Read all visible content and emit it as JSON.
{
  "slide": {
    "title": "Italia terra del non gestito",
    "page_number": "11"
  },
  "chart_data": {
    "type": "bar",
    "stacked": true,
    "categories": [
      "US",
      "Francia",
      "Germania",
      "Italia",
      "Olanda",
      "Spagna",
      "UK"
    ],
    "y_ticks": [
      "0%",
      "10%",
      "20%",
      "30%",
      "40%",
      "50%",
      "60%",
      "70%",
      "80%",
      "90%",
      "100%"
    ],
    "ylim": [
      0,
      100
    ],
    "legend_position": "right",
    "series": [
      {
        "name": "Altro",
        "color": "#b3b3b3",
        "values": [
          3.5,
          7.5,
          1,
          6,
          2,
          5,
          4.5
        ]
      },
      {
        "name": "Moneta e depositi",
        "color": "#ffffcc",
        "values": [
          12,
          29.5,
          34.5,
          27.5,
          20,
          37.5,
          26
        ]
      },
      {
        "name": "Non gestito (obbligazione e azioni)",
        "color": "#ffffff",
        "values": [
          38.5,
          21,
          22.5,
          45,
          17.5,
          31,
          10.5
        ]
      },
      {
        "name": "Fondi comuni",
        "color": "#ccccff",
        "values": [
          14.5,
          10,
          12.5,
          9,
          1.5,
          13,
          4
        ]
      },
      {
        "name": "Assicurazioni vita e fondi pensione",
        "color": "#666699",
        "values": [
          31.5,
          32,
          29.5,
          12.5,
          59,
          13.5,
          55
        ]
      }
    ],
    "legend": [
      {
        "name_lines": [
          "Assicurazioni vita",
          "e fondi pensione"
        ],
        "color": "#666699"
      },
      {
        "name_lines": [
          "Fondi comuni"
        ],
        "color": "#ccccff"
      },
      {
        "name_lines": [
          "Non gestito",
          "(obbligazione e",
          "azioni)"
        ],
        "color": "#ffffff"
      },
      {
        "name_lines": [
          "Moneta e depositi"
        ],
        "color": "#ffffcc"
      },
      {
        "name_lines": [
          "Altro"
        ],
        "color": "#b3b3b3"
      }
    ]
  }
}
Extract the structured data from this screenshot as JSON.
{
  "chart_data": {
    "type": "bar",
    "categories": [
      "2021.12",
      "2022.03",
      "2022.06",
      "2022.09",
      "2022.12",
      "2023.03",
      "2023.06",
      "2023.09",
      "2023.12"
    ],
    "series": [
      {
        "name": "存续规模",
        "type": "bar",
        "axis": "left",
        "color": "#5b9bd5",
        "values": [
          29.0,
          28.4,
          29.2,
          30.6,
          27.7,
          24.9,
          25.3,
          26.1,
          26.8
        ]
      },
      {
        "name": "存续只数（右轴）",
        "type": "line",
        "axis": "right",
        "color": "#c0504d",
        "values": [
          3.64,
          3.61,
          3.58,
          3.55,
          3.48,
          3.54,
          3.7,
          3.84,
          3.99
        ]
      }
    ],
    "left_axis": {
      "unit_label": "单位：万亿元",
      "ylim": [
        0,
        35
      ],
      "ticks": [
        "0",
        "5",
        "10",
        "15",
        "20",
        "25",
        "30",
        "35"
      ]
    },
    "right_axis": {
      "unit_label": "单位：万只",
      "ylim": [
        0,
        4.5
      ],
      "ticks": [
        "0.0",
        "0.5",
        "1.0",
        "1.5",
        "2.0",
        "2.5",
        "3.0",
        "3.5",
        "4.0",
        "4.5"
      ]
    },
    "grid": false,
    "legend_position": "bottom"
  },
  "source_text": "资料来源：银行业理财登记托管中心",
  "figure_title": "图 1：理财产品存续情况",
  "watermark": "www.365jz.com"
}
++++
PROBLEM DESCRIPTION:
Show the lines that mention the word "color".

PROBLEM SOLUTION:
        "color": "#b3b3b3",
        "color": "#ffffcc",
        "color": "#ffffff",
        "color": "#ccccff",
        "color": "#666699",
        "color": "#666699"
        "color": "#ccccff"
        "color": "#ffffff"
        "color": "#ffffcc"
        "color": "#b3b3b3"
        "color": "#5b9bd5",
        "color": "#c0504d",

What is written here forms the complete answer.